§ Stated exercise:
Return the whole listing, line for line, without the pictures in it.

** begin Materials provided **

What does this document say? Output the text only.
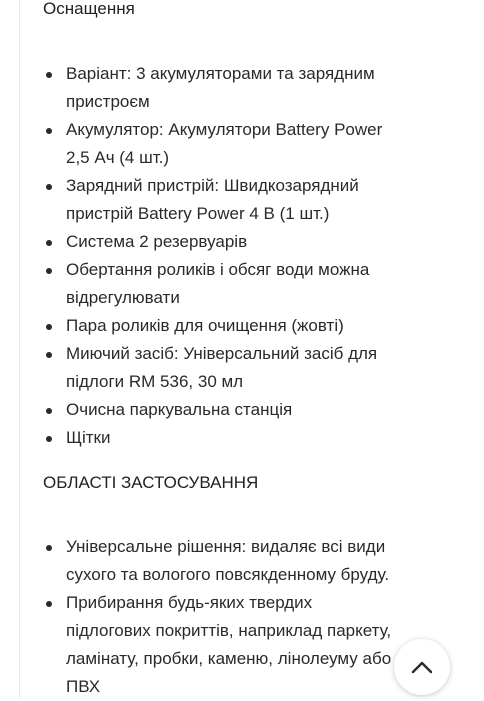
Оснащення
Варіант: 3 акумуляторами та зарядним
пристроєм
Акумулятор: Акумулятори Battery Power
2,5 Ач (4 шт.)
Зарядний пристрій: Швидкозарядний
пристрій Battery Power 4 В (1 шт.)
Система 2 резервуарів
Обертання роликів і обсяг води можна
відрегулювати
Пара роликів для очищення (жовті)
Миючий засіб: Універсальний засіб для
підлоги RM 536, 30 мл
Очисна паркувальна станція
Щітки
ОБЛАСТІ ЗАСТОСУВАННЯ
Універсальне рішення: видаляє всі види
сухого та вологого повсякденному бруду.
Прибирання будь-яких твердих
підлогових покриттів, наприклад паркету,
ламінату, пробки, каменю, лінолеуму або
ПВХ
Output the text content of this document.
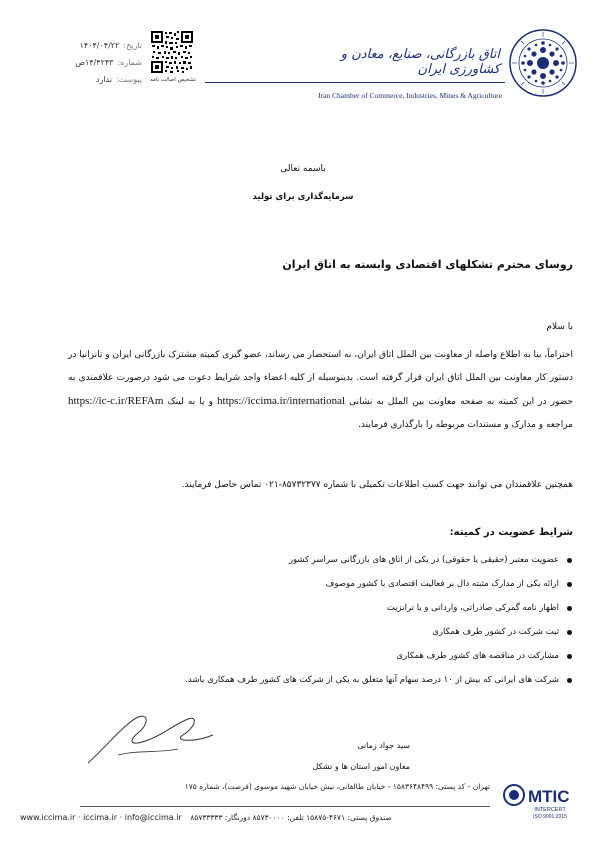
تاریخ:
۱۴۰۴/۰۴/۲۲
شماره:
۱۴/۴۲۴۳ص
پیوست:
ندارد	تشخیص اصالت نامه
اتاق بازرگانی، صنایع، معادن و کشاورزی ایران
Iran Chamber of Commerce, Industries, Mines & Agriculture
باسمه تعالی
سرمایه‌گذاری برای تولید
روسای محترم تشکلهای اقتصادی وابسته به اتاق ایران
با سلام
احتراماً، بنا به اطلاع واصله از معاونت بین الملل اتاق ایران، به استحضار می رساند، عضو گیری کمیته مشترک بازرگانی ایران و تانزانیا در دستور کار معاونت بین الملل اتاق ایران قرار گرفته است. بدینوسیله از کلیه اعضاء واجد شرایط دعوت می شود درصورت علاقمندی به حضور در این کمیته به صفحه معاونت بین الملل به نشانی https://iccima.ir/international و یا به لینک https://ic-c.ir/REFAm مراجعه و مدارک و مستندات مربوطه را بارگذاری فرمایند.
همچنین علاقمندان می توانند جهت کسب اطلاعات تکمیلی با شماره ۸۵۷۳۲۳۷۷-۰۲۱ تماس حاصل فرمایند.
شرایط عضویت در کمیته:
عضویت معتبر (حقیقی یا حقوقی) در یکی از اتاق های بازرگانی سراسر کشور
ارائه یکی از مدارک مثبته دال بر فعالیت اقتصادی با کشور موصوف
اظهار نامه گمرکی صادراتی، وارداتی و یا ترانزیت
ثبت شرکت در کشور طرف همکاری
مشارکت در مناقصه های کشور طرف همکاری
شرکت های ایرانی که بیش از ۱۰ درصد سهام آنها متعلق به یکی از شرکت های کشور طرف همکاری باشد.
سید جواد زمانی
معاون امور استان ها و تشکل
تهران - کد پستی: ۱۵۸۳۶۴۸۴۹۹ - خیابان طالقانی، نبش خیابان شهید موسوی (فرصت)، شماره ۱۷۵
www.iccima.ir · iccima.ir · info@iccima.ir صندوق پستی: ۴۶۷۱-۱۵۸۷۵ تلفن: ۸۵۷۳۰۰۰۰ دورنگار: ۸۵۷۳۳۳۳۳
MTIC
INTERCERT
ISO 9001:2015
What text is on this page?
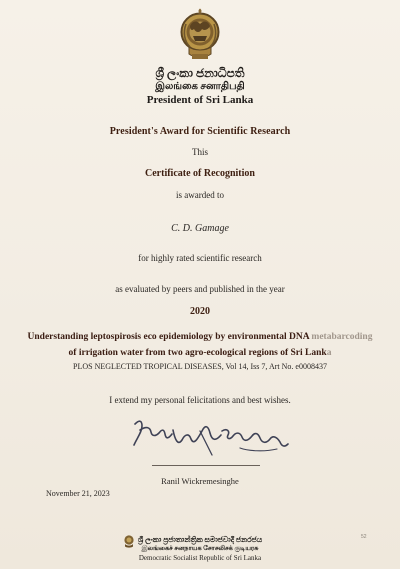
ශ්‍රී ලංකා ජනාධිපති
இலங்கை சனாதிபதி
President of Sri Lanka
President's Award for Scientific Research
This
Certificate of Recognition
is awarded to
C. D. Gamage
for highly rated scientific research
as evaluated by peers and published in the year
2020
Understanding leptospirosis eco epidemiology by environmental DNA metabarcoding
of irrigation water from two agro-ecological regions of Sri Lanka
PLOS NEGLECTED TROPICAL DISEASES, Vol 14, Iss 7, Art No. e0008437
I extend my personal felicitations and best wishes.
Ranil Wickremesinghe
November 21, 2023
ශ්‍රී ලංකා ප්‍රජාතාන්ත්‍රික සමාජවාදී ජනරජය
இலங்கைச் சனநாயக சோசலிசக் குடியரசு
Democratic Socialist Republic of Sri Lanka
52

** end Materials provided **

§ Output of the task:
What does this document say? Output the text only.
Оснащення
Варіант: 3 акумуляторами та зарядним
пристроєм
Акумулятор: Акумулятори Battery Power
2,5 Ач (4 шт.)
Зарядний пристрій: Швидкозарядний
пристрій Battery Power 4 В (1 шт.)
Система 2 резервуарів
Обертання роликів і обсяг води можна
відрегулювати
Пара роликів для очищення (жовті)
Миючий засіб: Універсальний засіб для
підлоги RM 536, 30 мл
Очисна паркувальна станція
Щітки
ОБЛАСТІ ЗАСТОСУВАННЯ
Універсальне рішення: видаляє всі види
сухого та вологого повсякденному бруду.
Прибирання будь-яких твердих
підлогових покриттів, наприклад паркету,
ламінату, пробки, каменю, лінолеуму або
ПВХ
Output the text content of this document.
تاریخ:
۱۴۰۴/۰۴/۲۲
شماره:
۱۴/۴۲۴۳ص
پیوست:
ندارد	تشخیص اصالت نامه
اتاق بازرگانی، صنایع، معادن و کشاورزی ایران
Iran Chamber of Commerce, Industries, Mines & Agriculture
باسمه تعالی
سرمایه‌گذاری برای تولید
روسای محترم تشکلهای اقتصادی وابسته به اتاق ایران
با سلام
احتراماً، بنا به اطلاع واصله از معاونت بین الملل اتاق ایران، به استحضار می رساند، عضو گیری کمیته مشترک بازرگانی ایران و تانزانیا در دستور کار معاونت بین الملل اتاق ایران قرار گرفته است. بدینوسیله از کلیه اعضاء واجد شرایط دعوت می شود درصورت علاقمندی به حضور در این کمیته به صفحه معاونت بین الملل به نشانی https://iccima.ir/international و یا به لینک https://ic-c.ir/REFAm مراجعه و مدارک و مستندات مربوطه را بارگذاری فرمایند.
همچنین علاقمندان می توانند جهت کسب اطلاعات تکمیلی با شماره ۸۵۷۳۲۳۷۷-۰۲۱ تماس حاصل فرمایند.
شرایط عضویت در کمیته:
عضویت معتبر (حقیقی یا حقوقی) در یکی از اتاق های بازرگانی سراسر کشور
ارائه یکی از مدارک مثبته دال بر فعالیت اقتصادی با کشور موصوف
اظهار نامه گمرکی صادراتی، وارداتی و یا ترانزیت
ثبت شرکت در کشور طرف همکاری
مشارکت در مناقصه های کشور طرف همکاری
شرکت های ایرانی که بیش از ۱۰ درصد سهام آنها متعلق به یکی از شرکت های کشور طرف همکاری باشد.
سید جواد زمانی
معاون امور استان ها و تشکل
تهران - کد پستی: ۱۵۸۳۶۴۸۴۹۹ - خیابان طالقانی، نبش خیابان شهید موسوی (فرصت)، شماره ۱۷۵
www.iccima.ir · iccima.ir · info@iccima.ir صندوق پستی: ۴۶۷۱-۱۵۸۷۵ تلفن: ۸۵۷۳۰۰۰۰ دورنگار: ۸۵۷۳۳۳۳۳
MTIC
INTERCERT
ISO 9001:2015
What text is on this page?
ශ්‍රී ලංකා ජනාධිපති
இலங்கை சனாதிபதி
President of Sri Lanka
President's Award for Scientific Research
This
Certificate of Recognition
is awarded to
C. D. Gamage
for highly rated scientific research
as evaluated by peers and published in the year
2020
Understanding leptospirosis eco epidemiology by environmental DNA metabarcoding
of irrigation water from two agro-ecological regions of Sri Lanka
PLOS NEGLECTED TROPICAL DISEASES, Vol 14, Iss 7, Art No. e0008437
I extend my personal felicitations and best wishes.
Ranil Wickremesinghe
November 21, 2023
ශ්‍රී ලංකා ප්‍රජාතාන්ත්‍රික සමාජවාදී ජනරජය
இலங்கைச் சனநாயக சோசலிசக் குடியரசு
Democratic Socialist Republic of Sri Lanka
52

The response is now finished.